__ENTRIES SUPPLIED__:
-----

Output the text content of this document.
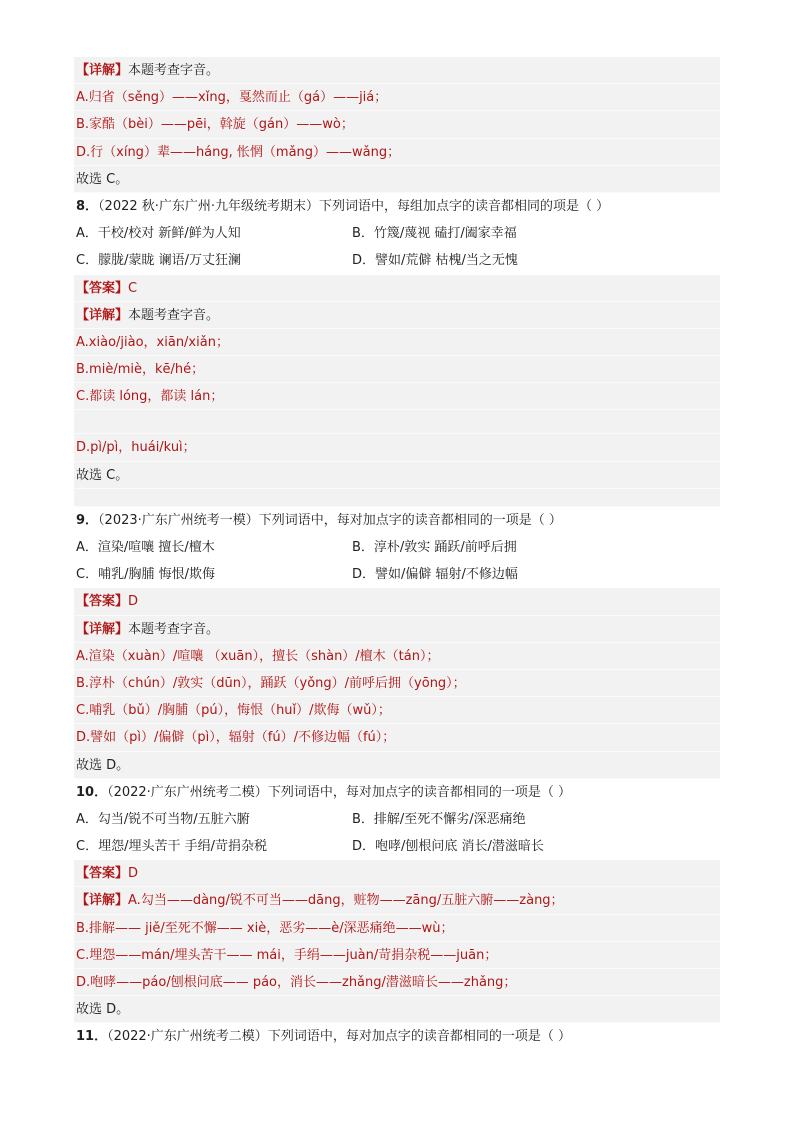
【详解】本题考查字音。
A.归省（sěng）——xǐng，戛然而止（gá）——jiá；
B.家酷（bèi）——pēi，斡旋（gán）——wò；
D.行（xíng）辈——háng, 怅惘（mǎng）——wǎng；
故选 C。
8．（2022 秋·广东广州·九年级统考期末）下列词语中，每组加点字的读音都相同的项是（ ）
A．干校/校对 新鲜/鲜为人知	B．竹篾/蔑视 磕打/阖家幸福
C．朦胧/蒙眬 谰语/万丈狂澜	D．譬如/荒僻 枯槐/当之无愧
【答案】C
【详解】本题考查字音。
A.xiào/jiào，xiān/xiǎn；
B.miè/miè，kē/hé；
C.都读 lóng，都读 lán；
D.pì/pì，huái/kuì；
故选 C。
9．（2023·广东广州统考一模）下列词语中，每对加点字的读音都相同的一项是（ ）
A．渲染/喧嚷 擅长/檀木	B．淳朴/敦实 踊跃/前呼后拥
C．哺乳/胸脯 悔恨/欺侮	D．譬如/偏僻 辐射/不修边幅
【答案】D
【详解】本题考查字音。
A.渲染（xuàn）/喧嚷 （xuān），擅长（shàn）/檀木（tán）；
B.淳朴（chún）/敦实（dūn），踊跃（yǒng）/前呼后拥（yōng）；
C.哺乳（bǔ）/胸脯（pú），悔恨（huǐ）/欺侮（wǔ）；
D.譬如（pì）/偏僻（pì），辐射（fú）/不修边幅（fú）；
故选 D。
10．（2022·广东广州统考二模）下列词语中，每对加点字的读音都相同的一项是（ ）
A．勾当/锐不可当物/五脏六腑	B．排解/至死不懈劣/深恶痛绝
C．埋怨/埋头苦干 手绢/苛捐杂税	D．咆哮/刨根问底 消长/潜滋暗长
【答案】D
【详解】A.勾当——dàng/锐不可当——dāng，赃物——zāng/五脏六腑——zàng；
B.排解—— jiě/至死不懈—— xiè，恶劣——è/深恶痛绝——wù；
C.埋怨——mán/埋头苦干—— mái，手绢——juàn/苛捐杂税——juān；
D.咆哮——páo/刨根问底—— páo，消长——zhǎng/潜滋暗长——zhǎng；
故选 D。
11．（2022·广东广州统考二模）下列词语中，每对加点字的读音都相同的一项是（ ）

-----

__EXERCISE INSTRUCTIONS__:
Copy each line in full and exactly, omitting any picture.

__ANSWER TO THIS PROBLEM__:
Output the text content of this document.
【详解】本题考查字音。
A.归省（sěng）——xǐng，戛然而止（gá）——jiá；
B.家酷（bèi）——pēi，斡旋（gán）——wò；
D.行（xíng）辈——háng, 怅惘（mǎng）——wǎng；
故选 C。
8．（2022 秋·广东广州·九年级统考期末）下列词语中，每组加点字的读音都相同的项是（ ）
A．干校/校对 新鲜/鲜为人知	B．竹篾/蔑视 磕打/阖家幸福
C．朦胧/蒙眬 谰语/万丈狂澜	D．譬如/荒僻 枯槐/当之无愧
【答案】C
【详解】本题考查字音。
A.xiào/jiào，xiān/xiǎn；
B.miè/miè，kē/hé；
C.都读 lóng，都读 lán；
D.pì/pì，huái/kuì；
故选 C。
9．（2023·广东广州统考一模）下列词语中，每对加点字的读音都相同的一项是（ ）
A．渲染/喧嚷 擅长/檀木	B．淳朴/敦实 踊跃/前呼后拥
C．哺乳/胸脯 悔恨/欺侮	D．譬如/偏僻 辐射/不修边幅
【答案】D
【详解】本题考查字音。
A.渲染（xuàn）/喧嚷 （xuān），擅长（shàn）/檀木（tán）；
B.淳朴（chún）/敦实（dūn），踊跃（yǒng）/前呼后拥（yōng）；
C.哺乳（bǔ）/胸脯（pú），悔恨（huǐ）/欺侮（wǔ）；
D.譬如（pì）/偏僻（pì），辐射（fú）/不修边幅（fú）；
故选 D。
10．（2022·广东广州统考二模）下列词语中，每对加点字的读音都相同的一项是（ ）
A．勾当/锐不可当物/五脏六腑	B．排解/至死不懈劣/深恶痛绝
C．埋怨/埋头苦干 手绢/苛捐杂税	D．咆哮/刨根问底 消长/潜滋暗长
【答案】D
【详解】A.勾当——dàng/锐不可当——dāng，赃物——zāng/五脏六腑——zàng；
B.排解—— jiě/至死不懈—— xiè，恶劣——è/深恶痛绝——wù；
C.埋怨——mán/埋头苦干—— mái，手绢——juàn/苛捐杂税——juān；
D.咆哮——páo/刨根问底—— páo，消长——zhǎng/潜滋暗长——zhǎng；
故选 D。
11．（2022·广东广州统考二模）下列词语中，每对加点字的读音都相同的一项是（ ）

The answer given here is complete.